What the task requires: Copy each record exactly as it reads, leaving out any pictures it holds.

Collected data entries
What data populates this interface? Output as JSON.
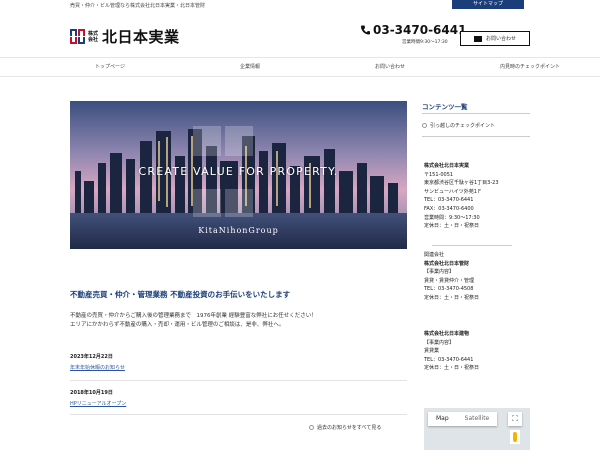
{
  "header": {
    "tagline": "売買・仲介・ビル管理なら株式会社北日本実業・北日本管財",
    "sitemap_label": "サイトマップ",
    "logo_kabushiki": "株式会社",
    "logo_name": "北日本実業",
    "phone": "03-3470-6441",
    "hours": "営業時間9:30～17:30",
    "contact_label": "お問い合わせ"
  },
  "nav": {
    "items": [
      {
        "label": "トップページ"
      },
      {
        "label": "企業情報"
      },
      {
        "label": "お問い合わせ"
      },
      {
        "label": "内見時のチェックポイント"
      }
    ]
  },
  "hero": {
    "title": "CREATE VALUE FOR PROPERTY.",
    "group_name": "KitaNihonGroup"
  },
  "main": {
    "heading": "不動産売買・仲介・管理業務 不動産投資のお手伝いをいたします",
    "desc": [
      "不動産の売買・仲介からご購入後の管理業務まで　1976年創業 経験豊富な弊社にお任せください！",
      "エリアにかかわらず不動産の購入・売却・運用・ビル管理のご相談は、是非、弊社へ。"
    ],
    "news": [
      {
        "date": "2023年12月22日",
        "title": "年末年始休暇のお知らせ"
      },
      {
        "date": "2018年10月19日",
        "title": "HPリニューアルオープン"
      }
    ],
    "all_news_label": "過去のお知らせをすべて見る"
  },
  "sidebar": {
    "heading": "コンテンツ一覧",
    "link": "引っ越しのチェックポイント",
    "company1": {
      "name": "株式会社北日本実業",
      "lines": [
        "〒151-0051",
        "東京都渋谷区千駄ヶ谷1丁目3-23",
        "サンビューハイツ外苑1Ｆ",
        "TEL：03-3470-6441",
        "FAX：03-3470-6400",
        "営業時間：9:30～17:30",
        "定休日：土・日・祝祭日"
      ]
    },
    "company2": {
      "pre": "関連会社",
      "name": "株式会社北日本管財",
      "lines": [
        "【事業内容】",
        "賃貸・賃貸仲介・管理",
        "TEL：03-3470-4508",
        "定休日：土・日・祝祭日"
      ]
    },
    "company3": {
      "name": "株式会社北日本建物",
      "lines": [
        "【事業内容】",
        "賃貸業",
        "TEL：03-3470-6441",
        "定休日：土・日・祝祭日"
      ]
    },
    "map": {
      "tab_map": "Map",
      "tab_satellite": "Satellite"
    }
  },
  "colors": {
    "accent": "#1b3e7a",
    "link": "#2a55a3"
  }
}
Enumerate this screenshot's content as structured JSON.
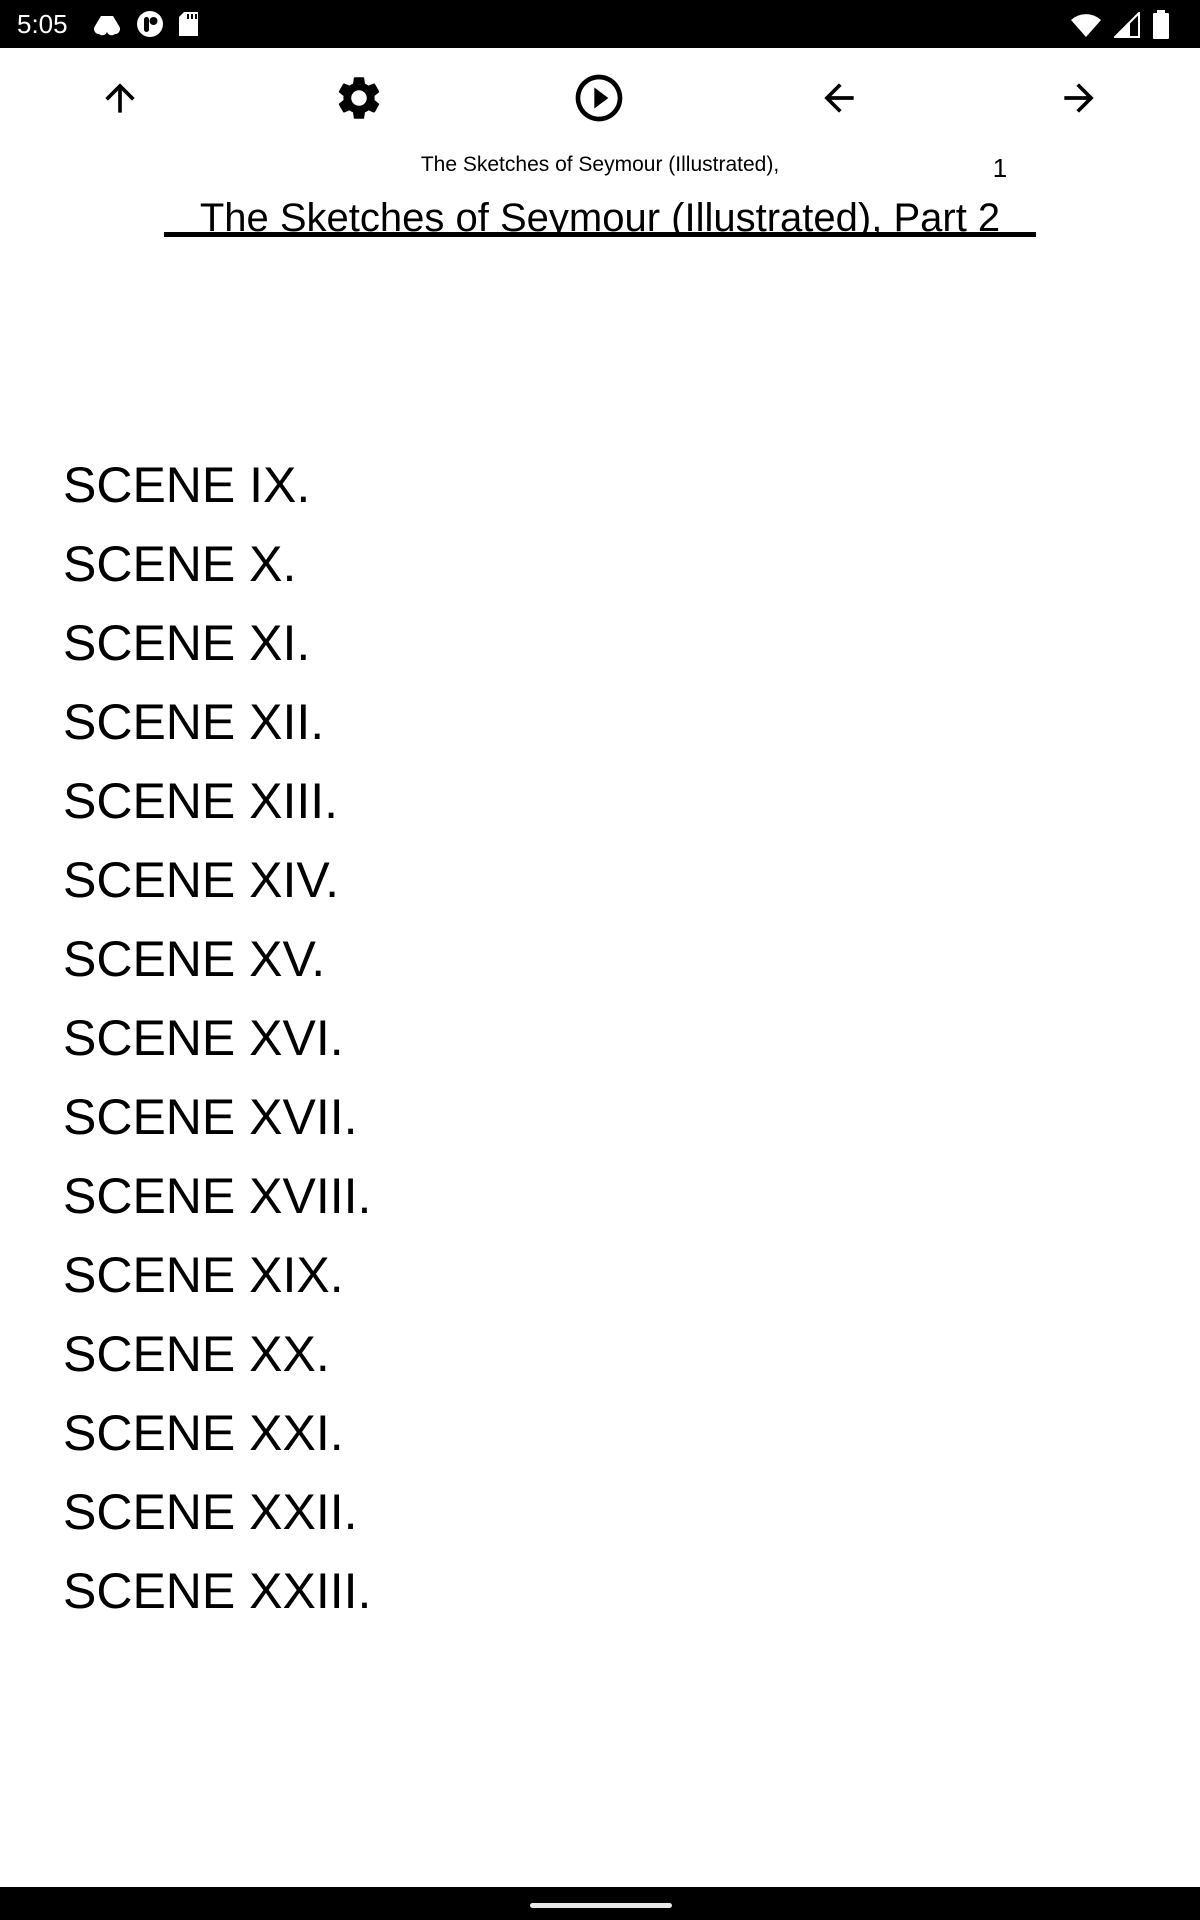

Answer for the task:
What data populates this interface? Output as JSON.
{
  "header": {
    "tagline": "売買・仲介・ビル管理なら株式会社北日本実業・北日本管財",
    "sitemap_label": "サイトマップ",
    "logo_kabushiki": "株式会社",
    "logo_name": "北日本実業",
    "phone": "03-3470-6441",
    "hours": "営業時間9:30～17:30",
    "contact_label": "お問い合わせ"
  },
  "nav": {
    "items": [
      {
        "label": "トップページ"
      },
      {
        "label": "企業情報"
      },
      {
        "label": "お問い合わせ"
      },
      {
        "label": "内見時のチェックポイント"
      }
    ]
  },
  "hero": {
    "title": "CREATE VALUE FOR PROPERTY.",
    "group_name": "KitaNihonGroup"
  },
  "main": {
    "heading": "不動産売買・仲介・管理業務 不動産投資のお手伝いをいたします",
    "desc": [
      "不動産の売買・仲介からご購入後の管理業務まで　1976年創業 経験豊富な弊社にお任せください！",
      "エリアにかかわらず不動産の購入・売却・運用・ビル管理のご相談は、是非、弊社へ。"
    ],
    "news": [
      {
        "date": "2023年12月22日",
        "title": "年末年始休暇のお知らせ"
      },
      {
        "date": "2018年10月19日",
        "title": "HPリニューアルオープン"
      }
    ],
    "all_news_label": "過去のお知らせをすべて見る"
  },
  "sidebar": {
    "heading": "コンテンツ一覧",
    "link": "引っ越しのチェックポイント",
    "company1": {
      "name": "株式会社北日本実業",
      "lines": [
        "〒151-0051",
        "東京都渋谷区千駄ヶ谷1丁目3-23",
        "サンビューハイツ外苑1Ｆ",
        "TEL：03-3470-6441",
        "FAX：03-3470-6400",
        "営業時間：9:30～17:30",
        "定休日：土・日・祝祭日"
      ]
    },
    "company2": {
      "pre": "関連会社",
      "name": "株式会社北日本管財",
      "lines": [
        "【事業内容】",
        "賃貸・賃貸仲介・管理",
        "TEL：03-3470-4508",
        "定休日：土・日・祝祭日"
      ]
    },
    "company3": {
      "name": "株式会社北日本建物",
      "lines": [
        "【事業内容】",
        "賃貸業",
        "TEL：03-3470-6441",
        "定休日：土・日・祝祭日"
      ]
    },
    "map": {
      "tab_map": "Map",
      "tab_satellite": "Satellite"
    }
  },
  "colors": {
    "accent": "#1b3e7a",
    "link": "#2a55a3"
  }
}
Enumerate this screenshot's content as structured JSON.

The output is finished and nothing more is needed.